__EXERCISE PROMPT__. Repeat each entry exactly and drop the pictures.

__INFORMATION PROVIDED__.
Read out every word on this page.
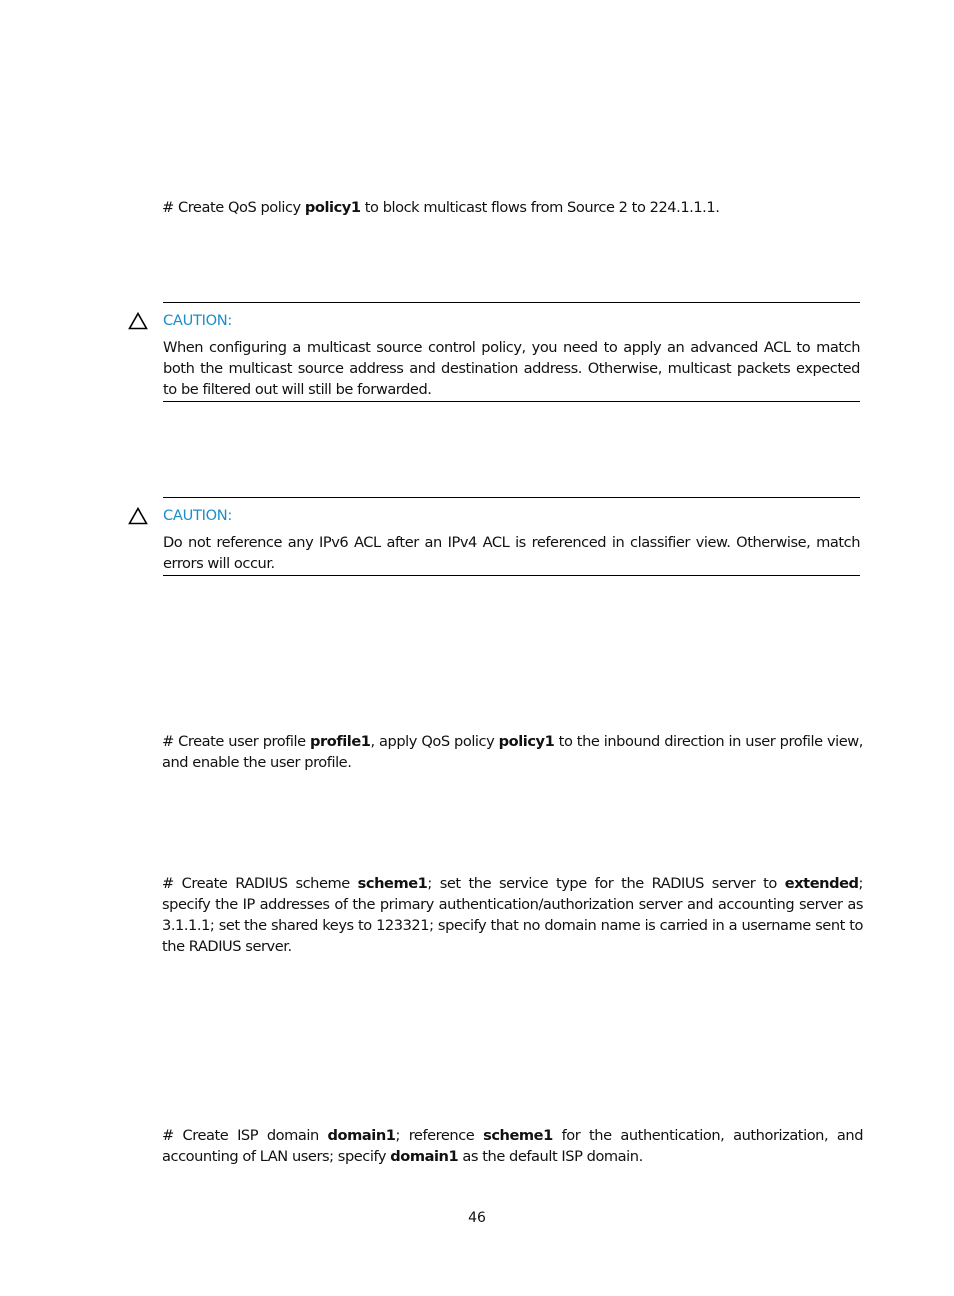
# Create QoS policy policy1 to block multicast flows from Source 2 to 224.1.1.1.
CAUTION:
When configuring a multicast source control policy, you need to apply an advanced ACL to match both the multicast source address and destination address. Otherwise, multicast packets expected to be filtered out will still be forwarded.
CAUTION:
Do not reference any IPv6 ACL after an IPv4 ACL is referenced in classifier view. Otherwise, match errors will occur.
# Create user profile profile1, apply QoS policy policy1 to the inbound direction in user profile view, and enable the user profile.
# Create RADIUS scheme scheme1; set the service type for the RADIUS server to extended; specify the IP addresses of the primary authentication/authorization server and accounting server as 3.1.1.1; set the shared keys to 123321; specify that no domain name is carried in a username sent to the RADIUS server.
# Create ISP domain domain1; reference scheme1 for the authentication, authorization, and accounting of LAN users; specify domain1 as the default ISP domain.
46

__EXERCISE RESULT__.
Read out every word on this page.
# Create QoS policy policy1 to block multicast flows from Source 2 to 224.1.1.1.
CAUTION:
When configuring a multicast source control policy, you need to apply an advanced ACL to match both the multicast source address and destination address. Otherwise, multicast packets expected to be filtered out will still be forwarded.
CAUTION:
Do not reference any IPv6 ACL after an IPv4 ACL is referenced in classifier view. Otherwise, match errors will occur.
# Create user profile profile1, apply QoS policy policy1 to the inbound direction in user profile view, and enable the user profile.
# Create RADIUS scheme scheme1; set the service type for the RADIUS server to extended; specify the IP addresses of the primary authentication/authorization server and accounting server as 3.1.1.1; set the shared keys to 123321; specify that no domain name is carried in a username sent to the RADIUS server.
# Create ISP domain domain1; reference scheme1 for the authentication, authorization, and accounting of LAN users; specify domain1 as the default ISP domain.
46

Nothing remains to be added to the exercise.